* [Exercise prompt] Using the listing below, extract each line that has the word "Thousand" in it.

________________________________________

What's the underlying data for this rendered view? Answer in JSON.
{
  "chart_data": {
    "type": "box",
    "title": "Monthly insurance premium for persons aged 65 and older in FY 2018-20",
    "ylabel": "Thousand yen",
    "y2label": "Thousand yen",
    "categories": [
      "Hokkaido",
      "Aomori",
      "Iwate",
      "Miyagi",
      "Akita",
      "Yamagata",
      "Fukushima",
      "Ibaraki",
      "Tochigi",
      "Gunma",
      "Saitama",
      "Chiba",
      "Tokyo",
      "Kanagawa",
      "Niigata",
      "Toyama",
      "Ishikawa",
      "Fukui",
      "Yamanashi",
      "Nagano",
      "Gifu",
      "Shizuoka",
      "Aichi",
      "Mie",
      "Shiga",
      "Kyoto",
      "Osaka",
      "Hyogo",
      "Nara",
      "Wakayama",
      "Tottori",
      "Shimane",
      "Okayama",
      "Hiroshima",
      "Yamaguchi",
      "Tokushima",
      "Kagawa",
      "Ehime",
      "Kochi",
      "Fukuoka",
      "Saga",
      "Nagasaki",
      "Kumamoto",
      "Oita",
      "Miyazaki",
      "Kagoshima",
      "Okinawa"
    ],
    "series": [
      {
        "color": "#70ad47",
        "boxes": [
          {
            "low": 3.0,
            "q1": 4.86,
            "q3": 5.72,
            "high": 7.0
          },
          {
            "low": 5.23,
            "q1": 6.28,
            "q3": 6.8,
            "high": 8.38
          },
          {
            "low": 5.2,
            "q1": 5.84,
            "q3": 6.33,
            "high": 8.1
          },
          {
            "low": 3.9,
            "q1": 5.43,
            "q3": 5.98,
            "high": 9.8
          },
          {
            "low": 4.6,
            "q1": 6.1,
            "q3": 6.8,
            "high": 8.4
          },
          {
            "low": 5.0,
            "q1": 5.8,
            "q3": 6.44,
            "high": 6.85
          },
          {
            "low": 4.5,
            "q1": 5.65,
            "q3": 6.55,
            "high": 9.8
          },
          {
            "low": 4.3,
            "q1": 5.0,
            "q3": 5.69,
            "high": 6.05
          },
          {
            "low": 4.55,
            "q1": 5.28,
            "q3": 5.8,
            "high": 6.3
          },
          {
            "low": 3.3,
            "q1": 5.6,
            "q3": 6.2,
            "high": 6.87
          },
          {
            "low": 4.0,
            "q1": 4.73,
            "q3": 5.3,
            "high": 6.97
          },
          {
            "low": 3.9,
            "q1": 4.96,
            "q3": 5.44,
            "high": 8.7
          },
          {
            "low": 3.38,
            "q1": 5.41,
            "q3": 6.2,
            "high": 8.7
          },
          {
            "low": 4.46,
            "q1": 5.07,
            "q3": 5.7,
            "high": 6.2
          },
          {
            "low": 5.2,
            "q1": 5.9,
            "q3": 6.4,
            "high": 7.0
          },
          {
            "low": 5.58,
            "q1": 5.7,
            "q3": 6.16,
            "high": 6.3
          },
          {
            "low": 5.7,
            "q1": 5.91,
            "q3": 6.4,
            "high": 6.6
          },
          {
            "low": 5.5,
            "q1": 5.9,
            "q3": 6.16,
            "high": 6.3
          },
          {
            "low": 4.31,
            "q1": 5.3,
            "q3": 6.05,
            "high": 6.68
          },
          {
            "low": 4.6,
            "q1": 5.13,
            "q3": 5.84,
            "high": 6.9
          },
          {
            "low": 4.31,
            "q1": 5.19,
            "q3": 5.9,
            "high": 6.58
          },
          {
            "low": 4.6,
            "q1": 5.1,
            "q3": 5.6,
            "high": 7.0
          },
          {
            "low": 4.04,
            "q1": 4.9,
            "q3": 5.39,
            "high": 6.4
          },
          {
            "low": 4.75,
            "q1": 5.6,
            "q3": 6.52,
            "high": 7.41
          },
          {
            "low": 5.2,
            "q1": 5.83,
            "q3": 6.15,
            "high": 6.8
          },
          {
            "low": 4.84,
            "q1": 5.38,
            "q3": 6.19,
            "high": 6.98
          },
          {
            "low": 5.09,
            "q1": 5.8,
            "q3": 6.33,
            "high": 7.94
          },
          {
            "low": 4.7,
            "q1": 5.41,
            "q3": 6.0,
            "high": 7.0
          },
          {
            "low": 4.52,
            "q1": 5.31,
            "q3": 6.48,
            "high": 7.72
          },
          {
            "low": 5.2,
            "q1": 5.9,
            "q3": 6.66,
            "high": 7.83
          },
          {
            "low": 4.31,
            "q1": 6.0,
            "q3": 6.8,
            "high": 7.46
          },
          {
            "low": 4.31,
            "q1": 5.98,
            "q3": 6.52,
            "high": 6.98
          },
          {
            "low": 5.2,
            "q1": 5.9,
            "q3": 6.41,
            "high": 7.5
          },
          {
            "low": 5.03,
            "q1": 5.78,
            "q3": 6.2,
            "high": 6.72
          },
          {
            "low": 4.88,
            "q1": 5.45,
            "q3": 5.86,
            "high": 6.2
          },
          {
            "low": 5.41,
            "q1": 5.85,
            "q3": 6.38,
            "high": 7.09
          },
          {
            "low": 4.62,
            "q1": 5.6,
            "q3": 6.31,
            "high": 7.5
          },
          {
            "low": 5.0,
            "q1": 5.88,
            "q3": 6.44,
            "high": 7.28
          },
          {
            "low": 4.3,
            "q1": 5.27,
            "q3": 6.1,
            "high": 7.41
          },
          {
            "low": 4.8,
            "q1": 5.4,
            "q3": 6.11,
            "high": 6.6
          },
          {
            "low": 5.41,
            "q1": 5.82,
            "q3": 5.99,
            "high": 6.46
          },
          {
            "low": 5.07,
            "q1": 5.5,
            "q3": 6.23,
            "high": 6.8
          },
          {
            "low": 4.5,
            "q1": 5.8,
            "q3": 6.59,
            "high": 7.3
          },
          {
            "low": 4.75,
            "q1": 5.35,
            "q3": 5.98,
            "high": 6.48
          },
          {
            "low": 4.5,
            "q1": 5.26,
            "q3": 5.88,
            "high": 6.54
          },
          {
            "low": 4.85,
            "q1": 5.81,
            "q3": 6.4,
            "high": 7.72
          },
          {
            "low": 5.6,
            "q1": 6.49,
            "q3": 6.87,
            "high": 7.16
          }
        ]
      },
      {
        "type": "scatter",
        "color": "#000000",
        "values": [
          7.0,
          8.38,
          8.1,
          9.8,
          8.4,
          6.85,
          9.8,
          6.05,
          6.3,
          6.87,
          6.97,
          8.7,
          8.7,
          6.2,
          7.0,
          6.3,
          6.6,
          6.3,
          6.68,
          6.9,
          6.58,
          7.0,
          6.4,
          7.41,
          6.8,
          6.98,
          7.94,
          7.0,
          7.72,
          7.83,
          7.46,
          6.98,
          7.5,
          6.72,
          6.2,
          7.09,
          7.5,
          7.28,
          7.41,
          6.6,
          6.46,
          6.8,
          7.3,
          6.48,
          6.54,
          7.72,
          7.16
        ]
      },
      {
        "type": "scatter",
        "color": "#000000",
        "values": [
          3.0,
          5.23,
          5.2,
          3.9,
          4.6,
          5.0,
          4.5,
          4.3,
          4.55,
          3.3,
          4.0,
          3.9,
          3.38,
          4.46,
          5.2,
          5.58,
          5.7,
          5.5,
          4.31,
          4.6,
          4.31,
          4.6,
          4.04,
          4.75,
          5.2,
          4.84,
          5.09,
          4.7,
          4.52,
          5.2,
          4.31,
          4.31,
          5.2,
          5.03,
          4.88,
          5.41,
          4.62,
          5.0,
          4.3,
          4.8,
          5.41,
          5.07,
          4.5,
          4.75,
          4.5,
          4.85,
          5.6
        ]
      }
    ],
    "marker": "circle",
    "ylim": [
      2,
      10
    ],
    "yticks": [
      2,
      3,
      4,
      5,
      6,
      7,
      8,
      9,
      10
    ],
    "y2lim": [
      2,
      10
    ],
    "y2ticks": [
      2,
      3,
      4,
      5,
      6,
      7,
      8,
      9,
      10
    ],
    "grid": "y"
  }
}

________________________________________

* [Answer for the task]
    "ylabel": "Thousand yen",
    "y2label": "Thousand yen",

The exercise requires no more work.